— start Exercise materials —
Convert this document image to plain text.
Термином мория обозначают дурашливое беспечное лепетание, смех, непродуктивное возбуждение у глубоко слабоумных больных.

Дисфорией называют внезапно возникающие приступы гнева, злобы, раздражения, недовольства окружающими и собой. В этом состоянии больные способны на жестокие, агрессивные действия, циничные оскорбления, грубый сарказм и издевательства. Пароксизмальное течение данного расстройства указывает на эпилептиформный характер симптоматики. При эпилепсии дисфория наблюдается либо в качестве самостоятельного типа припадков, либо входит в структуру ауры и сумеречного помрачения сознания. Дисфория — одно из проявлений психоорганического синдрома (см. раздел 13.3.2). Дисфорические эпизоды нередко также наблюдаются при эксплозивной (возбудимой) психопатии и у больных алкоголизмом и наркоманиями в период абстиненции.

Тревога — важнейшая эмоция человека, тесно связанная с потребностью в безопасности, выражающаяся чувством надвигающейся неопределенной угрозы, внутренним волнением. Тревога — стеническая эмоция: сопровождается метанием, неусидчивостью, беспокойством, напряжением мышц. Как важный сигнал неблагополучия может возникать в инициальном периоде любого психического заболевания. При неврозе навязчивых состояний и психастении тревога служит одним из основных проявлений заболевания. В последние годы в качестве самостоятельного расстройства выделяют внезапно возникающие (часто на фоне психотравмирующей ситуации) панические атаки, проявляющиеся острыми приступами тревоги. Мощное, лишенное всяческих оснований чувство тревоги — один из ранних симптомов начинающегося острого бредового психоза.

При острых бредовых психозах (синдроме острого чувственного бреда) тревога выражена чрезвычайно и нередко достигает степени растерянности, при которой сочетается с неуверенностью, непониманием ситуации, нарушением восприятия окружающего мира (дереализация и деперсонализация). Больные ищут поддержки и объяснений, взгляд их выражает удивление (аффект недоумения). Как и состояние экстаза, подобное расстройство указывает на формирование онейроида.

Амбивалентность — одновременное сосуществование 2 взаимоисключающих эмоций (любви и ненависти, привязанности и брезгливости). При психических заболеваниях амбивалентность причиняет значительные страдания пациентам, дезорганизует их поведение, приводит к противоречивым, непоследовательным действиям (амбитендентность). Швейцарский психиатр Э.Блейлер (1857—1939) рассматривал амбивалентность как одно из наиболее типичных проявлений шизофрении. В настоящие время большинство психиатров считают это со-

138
— end Exercise materials —
» **Task brief**
From the records above, extract every entry verbatim.

» **Problem solution**
Convert this document image to plain text.
Термином мория обозначают дурашливое беспечное лепетание, смех, непродуктивное возбуждение у глубоко слабоумных больных.

Дисфорией называют внезапно возникающие приступы гнева, злобы, раздражения, недовольства окружающими и собой. В этом состоянии больные способны на жестокие, агрессивные действия, циничные оскорбления, грубый сарказм и издевательства. Пароксизмальное течение данного расстройства указывает на эпилептиформный характер симптоматики. При эпилепсии дисфория наблюдается либо в качестве самостоятельного типа припадков, либо входит в структуру ауры и сумеречного помрачения сознания. Дисфория — одно из проявлений психоорганического синдрома (см. раздел 13.3.2). Дисфорические эпизоды нередко также наблюдаются при эксплозивной (возбудимой) психопатии и у больных алкоголизмом и наркоманиями в период абстиненции.

Тревога — важнейшая эмоция человека, тесно связанная с потребностью в безопасности, выражающаяся чувством надвигающейся неопределенной угрозы, внутренним волнением. Тревога — стеническая эмоция: сопровождается метанием, неусидчивостью, беспокойством, напряжением мышц. Как важный сигнал неблагополучия может возникать в инициальном периоде любого психического заболевания. При неврозе навязчивых состояний и психастении тревога служит одним из основных проявлений заболевания. В последние годы в качестве самостоятельного расстройства выделяют внезапно возникающие (часто на фоне психотравмирующей ситуации) панические атаки, проявляющиеся острыми приступами тревоги. Мощное, лишенное всяческих оснований чувство тревоги — один из ранних симптомов начинающегося острого бредового психоза.

При острых бредовых психозах (синдроме острого чувственного бреда) тревога выражена чрезвычайно и нередко достигает степени растерянности, при которой сочетается с неуверенностью, непониманием ситуации, нарушением восприятия окружающего мира (дереализация и деперсонализация). Больные ищут поддержки и объяснений, взгляд их выражает удивление (аффект недоумения). Как и состояние экстаза, подобное расстройство указывает на формирование онейроида.

Амбивалентность — одновременное сосуществование 2 взаимоисключающих эмоций (любви и ненависти, привязанности и брезгливости). При психических заболеваниях амбивалентность причиняет значительные страдания пациентам, дезорганизует их поведение, приводит к противоречивым, непоследовательным действиям (амбитендентность). Швейцарский психиатр Э.Блейлер (1857—1939) рассматривал амбивалентность как одно из наиболее типичных проявлений шизофрении. В настоящие время большинство психиатров считают это со-

138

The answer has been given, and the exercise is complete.